*What is being asked:* Report the count of lines below in which the string "Date" occurs; include nothing else.

*Material to process:*
================

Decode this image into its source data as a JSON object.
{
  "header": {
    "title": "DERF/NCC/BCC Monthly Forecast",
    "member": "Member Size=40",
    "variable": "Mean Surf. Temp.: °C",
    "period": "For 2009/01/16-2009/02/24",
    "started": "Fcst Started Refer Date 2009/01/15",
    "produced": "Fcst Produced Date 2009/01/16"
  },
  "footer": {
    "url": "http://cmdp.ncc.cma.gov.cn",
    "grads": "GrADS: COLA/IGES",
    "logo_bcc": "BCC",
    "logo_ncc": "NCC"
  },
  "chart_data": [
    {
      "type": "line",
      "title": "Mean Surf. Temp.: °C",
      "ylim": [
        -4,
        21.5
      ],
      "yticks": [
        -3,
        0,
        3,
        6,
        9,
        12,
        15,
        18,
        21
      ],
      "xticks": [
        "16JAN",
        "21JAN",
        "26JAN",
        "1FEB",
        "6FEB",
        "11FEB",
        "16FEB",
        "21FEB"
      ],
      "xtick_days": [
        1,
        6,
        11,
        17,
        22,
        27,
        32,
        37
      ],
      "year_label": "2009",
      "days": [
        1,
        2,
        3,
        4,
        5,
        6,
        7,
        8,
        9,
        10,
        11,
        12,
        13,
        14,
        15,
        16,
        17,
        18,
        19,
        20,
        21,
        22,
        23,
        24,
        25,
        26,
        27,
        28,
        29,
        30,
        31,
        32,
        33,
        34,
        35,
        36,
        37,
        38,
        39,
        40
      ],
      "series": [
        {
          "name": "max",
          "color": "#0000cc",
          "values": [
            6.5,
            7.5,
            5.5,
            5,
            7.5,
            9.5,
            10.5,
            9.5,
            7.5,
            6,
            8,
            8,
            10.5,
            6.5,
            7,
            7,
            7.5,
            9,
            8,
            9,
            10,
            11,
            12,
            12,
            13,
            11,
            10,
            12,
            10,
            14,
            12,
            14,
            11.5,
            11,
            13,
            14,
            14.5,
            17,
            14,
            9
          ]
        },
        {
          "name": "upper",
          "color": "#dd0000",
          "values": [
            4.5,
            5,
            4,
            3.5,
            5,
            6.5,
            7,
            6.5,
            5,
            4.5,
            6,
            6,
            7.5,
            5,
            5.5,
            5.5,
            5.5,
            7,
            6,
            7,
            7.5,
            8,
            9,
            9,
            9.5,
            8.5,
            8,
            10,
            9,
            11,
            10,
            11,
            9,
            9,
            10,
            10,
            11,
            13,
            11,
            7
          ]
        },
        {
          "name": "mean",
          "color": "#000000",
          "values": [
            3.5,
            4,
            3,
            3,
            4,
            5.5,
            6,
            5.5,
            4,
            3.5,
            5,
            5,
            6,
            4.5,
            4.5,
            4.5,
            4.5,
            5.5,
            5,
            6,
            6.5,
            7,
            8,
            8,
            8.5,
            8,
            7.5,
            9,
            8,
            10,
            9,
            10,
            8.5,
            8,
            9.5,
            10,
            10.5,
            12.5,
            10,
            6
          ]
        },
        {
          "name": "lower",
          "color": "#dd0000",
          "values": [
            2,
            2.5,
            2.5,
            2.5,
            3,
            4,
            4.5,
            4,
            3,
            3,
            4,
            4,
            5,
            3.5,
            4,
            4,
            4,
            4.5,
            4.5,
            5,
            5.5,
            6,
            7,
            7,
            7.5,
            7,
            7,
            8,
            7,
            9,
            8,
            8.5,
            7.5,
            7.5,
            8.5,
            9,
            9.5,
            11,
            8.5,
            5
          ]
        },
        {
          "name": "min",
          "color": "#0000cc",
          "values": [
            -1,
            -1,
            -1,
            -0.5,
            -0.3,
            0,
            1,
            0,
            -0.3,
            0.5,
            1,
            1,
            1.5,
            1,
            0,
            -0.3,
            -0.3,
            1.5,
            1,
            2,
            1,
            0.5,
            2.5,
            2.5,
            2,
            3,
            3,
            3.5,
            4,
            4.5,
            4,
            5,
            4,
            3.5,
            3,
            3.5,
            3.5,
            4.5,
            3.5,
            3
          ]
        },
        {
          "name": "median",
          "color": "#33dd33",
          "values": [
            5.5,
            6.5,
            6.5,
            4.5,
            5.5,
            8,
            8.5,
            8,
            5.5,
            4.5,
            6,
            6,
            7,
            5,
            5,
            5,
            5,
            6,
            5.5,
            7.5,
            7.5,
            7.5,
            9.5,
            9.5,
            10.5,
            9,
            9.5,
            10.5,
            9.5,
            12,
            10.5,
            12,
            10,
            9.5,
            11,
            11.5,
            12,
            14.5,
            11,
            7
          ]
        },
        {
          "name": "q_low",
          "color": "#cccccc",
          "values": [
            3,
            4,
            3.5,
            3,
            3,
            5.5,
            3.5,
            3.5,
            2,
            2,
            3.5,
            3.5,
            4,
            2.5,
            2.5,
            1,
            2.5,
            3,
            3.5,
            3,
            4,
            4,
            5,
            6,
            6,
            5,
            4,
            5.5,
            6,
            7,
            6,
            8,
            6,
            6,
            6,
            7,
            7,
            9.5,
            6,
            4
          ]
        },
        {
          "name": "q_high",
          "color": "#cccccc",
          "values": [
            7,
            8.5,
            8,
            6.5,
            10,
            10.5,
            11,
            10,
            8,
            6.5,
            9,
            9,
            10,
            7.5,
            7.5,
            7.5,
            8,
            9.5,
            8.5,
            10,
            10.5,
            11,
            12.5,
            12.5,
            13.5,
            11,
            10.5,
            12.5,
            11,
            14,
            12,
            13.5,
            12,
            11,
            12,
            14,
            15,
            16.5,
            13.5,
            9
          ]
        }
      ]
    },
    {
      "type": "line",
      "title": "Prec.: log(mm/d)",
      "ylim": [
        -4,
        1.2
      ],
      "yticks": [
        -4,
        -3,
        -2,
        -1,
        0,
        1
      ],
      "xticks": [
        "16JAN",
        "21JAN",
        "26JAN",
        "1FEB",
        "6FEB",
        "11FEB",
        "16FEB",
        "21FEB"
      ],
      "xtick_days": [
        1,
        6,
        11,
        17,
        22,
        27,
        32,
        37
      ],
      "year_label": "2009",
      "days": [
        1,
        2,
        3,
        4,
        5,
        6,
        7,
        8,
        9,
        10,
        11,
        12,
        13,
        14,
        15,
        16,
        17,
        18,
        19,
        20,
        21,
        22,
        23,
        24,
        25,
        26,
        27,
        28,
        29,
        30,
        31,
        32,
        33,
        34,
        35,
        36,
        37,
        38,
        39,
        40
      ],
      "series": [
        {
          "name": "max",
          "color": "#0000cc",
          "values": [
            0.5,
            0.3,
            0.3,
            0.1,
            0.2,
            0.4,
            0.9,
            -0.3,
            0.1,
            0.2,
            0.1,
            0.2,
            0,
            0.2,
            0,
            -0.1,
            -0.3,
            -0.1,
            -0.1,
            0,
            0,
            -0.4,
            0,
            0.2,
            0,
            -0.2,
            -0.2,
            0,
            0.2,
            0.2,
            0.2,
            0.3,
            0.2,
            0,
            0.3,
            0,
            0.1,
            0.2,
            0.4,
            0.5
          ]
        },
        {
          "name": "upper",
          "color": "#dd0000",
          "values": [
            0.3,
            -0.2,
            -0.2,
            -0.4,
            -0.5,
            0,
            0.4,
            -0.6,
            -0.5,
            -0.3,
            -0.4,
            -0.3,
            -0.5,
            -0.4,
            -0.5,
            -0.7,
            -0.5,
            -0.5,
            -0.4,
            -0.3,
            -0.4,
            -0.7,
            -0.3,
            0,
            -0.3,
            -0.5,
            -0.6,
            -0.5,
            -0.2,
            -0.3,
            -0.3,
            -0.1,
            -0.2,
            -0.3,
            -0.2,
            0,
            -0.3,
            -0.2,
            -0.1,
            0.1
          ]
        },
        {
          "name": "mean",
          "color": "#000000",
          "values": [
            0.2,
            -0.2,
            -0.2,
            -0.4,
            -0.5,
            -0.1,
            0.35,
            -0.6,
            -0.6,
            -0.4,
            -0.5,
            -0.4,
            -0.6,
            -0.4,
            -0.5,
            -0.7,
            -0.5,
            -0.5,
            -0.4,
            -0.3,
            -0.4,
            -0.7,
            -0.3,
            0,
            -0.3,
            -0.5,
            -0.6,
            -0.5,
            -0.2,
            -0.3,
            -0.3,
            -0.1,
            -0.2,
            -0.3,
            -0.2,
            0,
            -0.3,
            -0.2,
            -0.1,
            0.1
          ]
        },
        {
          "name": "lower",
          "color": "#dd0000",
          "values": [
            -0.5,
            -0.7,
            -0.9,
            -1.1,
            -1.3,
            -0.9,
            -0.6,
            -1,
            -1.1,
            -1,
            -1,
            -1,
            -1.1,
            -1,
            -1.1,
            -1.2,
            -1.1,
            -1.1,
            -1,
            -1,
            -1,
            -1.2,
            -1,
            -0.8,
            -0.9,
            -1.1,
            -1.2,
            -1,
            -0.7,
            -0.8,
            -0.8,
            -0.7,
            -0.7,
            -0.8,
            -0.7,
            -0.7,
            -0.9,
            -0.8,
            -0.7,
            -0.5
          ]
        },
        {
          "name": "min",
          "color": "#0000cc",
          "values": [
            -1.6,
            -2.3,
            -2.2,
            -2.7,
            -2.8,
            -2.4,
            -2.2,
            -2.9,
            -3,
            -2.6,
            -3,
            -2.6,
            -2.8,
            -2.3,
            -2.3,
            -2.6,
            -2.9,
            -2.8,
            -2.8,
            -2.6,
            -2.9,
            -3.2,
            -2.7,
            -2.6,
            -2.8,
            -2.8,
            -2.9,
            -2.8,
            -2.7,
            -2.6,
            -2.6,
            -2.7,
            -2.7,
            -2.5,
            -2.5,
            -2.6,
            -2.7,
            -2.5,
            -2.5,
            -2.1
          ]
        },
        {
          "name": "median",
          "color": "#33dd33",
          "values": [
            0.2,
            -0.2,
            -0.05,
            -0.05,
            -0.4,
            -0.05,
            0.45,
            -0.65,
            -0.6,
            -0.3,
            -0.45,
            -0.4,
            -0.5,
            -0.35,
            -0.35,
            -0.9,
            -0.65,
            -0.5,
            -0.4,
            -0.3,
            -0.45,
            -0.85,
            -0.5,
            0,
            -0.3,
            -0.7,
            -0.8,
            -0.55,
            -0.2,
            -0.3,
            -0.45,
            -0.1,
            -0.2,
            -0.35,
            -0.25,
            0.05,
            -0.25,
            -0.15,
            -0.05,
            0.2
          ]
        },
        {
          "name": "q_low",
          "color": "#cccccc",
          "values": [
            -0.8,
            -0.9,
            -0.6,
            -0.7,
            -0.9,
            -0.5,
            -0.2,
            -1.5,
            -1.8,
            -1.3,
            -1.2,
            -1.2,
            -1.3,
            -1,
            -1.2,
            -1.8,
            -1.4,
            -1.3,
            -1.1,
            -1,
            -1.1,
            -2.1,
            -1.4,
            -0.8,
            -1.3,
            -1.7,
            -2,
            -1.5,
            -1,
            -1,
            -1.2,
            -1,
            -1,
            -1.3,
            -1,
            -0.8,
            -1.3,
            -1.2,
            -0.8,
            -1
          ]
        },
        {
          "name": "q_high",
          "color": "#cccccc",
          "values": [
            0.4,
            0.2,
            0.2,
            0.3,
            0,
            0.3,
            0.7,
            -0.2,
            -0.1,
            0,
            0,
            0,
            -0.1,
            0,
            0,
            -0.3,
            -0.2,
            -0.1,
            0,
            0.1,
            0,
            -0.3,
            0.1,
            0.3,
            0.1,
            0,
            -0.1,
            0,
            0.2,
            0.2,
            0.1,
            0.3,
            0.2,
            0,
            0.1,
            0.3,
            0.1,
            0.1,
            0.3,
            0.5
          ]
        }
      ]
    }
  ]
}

================

*Solution for this problem:* 2